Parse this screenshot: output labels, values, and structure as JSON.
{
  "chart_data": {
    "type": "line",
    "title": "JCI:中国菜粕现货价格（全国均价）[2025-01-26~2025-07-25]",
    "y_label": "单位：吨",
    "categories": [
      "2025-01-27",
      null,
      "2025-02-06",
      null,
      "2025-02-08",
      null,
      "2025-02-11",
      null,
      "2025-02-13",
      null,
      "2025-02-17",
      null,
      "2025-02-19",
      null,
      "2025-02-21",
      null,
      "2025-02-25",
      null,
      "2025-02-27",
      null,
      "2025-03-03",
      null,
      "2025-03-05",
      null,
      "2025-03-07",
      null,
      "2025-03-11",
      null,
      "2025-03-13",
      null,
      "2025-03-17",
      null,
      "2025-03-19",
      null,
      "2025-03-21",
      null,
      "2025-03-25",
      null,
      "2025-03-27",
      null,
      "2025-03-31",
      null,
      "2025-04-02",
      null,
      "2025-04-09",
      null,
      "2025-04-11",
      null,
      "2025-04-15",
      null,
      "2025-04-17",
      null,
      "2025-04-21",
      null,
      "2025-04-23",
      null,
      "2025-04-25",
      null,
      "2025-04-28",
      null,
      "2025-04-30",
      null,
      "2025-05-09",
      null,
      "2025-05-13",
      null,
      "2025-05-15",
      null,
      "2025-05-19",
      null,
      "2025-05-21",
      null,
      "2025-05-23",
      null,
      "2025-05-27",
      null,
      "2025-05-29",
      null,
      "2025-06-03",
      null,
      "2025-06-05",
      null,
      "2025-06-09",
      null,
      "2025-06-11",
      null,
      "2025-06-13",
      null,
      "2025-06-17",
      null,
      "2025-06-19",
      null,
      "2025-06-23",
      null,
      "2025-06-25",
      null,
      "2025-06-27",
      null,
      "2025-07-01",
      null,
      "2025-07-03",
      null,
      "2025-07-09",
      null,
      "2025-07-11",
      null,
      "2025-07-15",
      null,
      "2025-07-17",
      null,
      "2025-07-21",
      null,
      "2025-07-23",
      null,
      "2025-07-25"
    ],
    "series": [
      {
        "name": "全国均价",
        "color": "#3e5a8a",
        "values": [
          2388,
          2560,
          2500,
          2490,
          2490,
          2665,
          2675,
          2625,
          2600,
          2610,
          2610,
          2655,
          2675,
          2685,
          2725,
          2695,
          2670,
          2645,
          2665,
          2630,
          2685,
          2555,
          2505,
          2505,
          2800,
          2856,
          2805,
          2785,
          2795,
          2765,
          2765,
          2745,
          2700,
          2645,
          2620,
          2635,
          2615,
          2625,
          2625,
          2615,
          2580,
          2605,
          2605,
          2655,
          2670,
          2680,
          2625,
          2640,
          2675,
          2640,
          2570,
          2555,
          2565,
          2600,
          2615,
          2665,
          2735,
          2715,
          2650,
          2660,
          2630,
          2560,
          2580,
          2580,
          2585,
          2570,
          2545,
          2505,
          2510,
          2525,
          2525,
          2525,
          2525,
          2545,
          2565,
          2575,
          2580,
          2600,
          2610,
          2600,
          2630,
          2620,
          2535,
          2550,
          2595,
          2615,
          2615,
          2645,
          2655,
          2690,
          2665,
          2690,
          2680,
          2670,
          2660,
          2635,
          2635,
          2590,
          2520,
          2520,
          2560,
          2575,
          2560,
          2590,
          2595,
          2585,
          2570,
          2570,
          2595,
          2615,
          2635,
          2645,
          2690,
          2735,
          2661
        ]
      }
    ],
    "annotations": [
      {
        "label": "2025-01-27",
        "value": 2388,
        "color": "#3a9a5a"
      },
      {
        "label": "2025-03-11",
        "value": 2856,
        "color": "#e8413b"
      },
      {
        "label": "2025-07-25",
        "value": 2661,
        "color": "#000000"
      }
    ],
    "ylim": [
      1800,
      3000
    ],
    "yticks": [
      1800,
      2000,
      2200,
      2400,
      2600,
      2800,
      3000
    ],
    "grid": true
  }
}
--------
> [Request]: Your task is to reproduce all of the records exactly.

> [Task answer]:
Parse this screenshot: output labels, values, and structure as JSON.
{
  "chart_data": {
    "type": "line",
    "title": "JCI:中国菜粕现货价格（全国均价）[2025-01-26~2025-07-25]",
    "y_label": "单位：吨",
    "categories": [
      "2025-01-27",
      null,
      "2025-02-06",
      null,
      "2025-02-08",
      null,
      "2025-02-11",
      null,
      "2025-02-13",
      null,
      "2025-02-17",
      null,
      "2025-02-19",
      null,
      "2025-02-21",
      null,
      "2025-02-25",
      null,
      "2025-02-27",
      null,
      "2025-03-03",
      null,
      "2025-03-05",
      null,
      "2025-03-07",
      null,
      "2025-03-11",
      null,
      "2025-03-13",
      null,
      "2025-03-17",
      null,
      "2025-03-19",
      null,
      "2025-03-21",
      null,
      "2025-03-25",
      null,
      "2025-03-27",
      null,
      "2025-03-31",
      null,
      "2025-04-02",
      null,
      "2025-04-09",
      null,
      "2025-04-11",
      null,
      "2025-04-15",
      null,
      "2025-04-17",
      null,
      "2025-04-21",
      null,
      "2025-04-23",
      null,
      "2025-04-25",
      null,
      "2025-04-28",
      null,
      "2025-04-30",
      null,
      "2025-05-09",
      null,
      "2025-05-13",
      null,
      "2025-05-15",
      null,
      "2025-05-19",
      null,
      "2025-05-21",
      null,
      "2025-05-23",
      null,
      "2025-05-27",
      null,
      "2025-05-29",
      null,
      "2025-06-03",
      null,
      "2025-06-05",
      null,
      "2025-06-09",
      null,
      "2025-06-11",
      null,
      "2025-06-13",
      null,
      "2025-06-17",
      null,
      "2025-06-19",
      null,
      "2025-06-23",
      null,
      "2025-06-25",
      null,
      "2025-06-27",
      null,
      "2025-07-01",
      null,
      "2025-07-03",
      null,
      "2025-07-09",
      null,
      "2025-07-11",
      null,
      "2025-07-15",
      null,
      "2025-07-17",
      null,
      "2025-07-21",
      null,
      "2025-07-23",
      null,
      "2025-07-25"
    ],
    "series": [
      {
        "name": "全国均价",
        "color": "#3e5a8a",
        "values": [
          2388,
          2560,
          2500,
          2490,
          2490,
          2665,
          2675,
          2625,
          2600,
          2610,
          2610,
          2655,
          2675,
          2685,
          2725,
          2695,
          2670,
          2645,
          2665,
          2630,
          2685,
          2555,
          2505,
          2505,
          2800,
          2856,
          2805,
          2785,
          2795,
          2765,
          2765,
          2745,
          2700,
          2645,
          2620,
          2635,
          2615,
          2625,
          2625,
          2615,
          2580,
          2605,
          2605,
          2655,
          2670,
          2680,
          2625,
          2640,
          2675,
          2640,
          2570,
          2555,
          2565,
          2600,
          2615,
          2665,
          2735,
          2715,
          2650,
          2660,
          2630,
          2560,
          2580,
          2580,
          2585,
          2570,
          2545,
          2505,
          2510,
          2525,
          2525,
          2525,
          2525,
          2545,
          2565,
          2575,
          2580,
          2600,
          2610,
          2600,
          2630,
          2620,
          2535,
          2550,
          2595,
          2615,
          2615,
          2645,
          2655,
          2690,
          2665,
          2690,
          2680,
          2670,
          2660,
          2635,
          2635,
          2590,
          2520,
          2520,
          2560,
          2575,
          2560,
          2590,
          2595,
          2585,
          2570,
          2570,
          2595,
          2615,
          2635,
          2645,
          2690,
          2735,
          2661
        ]
      }
    ],
    "annotations": [
      {
        "label": "2025-01-27",
        "value": 2388,
        "color": "#3a9a5a"
      },
      {
        "label": "2025-03-11",
        "value": 2856,
        "color": "#e8413b"
      },
      {
        "label": "2025-07-25",
        "value": 2661,
        "color": "#000000"
      }
    ],
    "ylim": [
      1800,
      3000
    ],
    "yticks": [
      1800,
      2000,
      2200,
      2400,
      2600,
      2800,
      3000
    ],
    "grid": true
  }
}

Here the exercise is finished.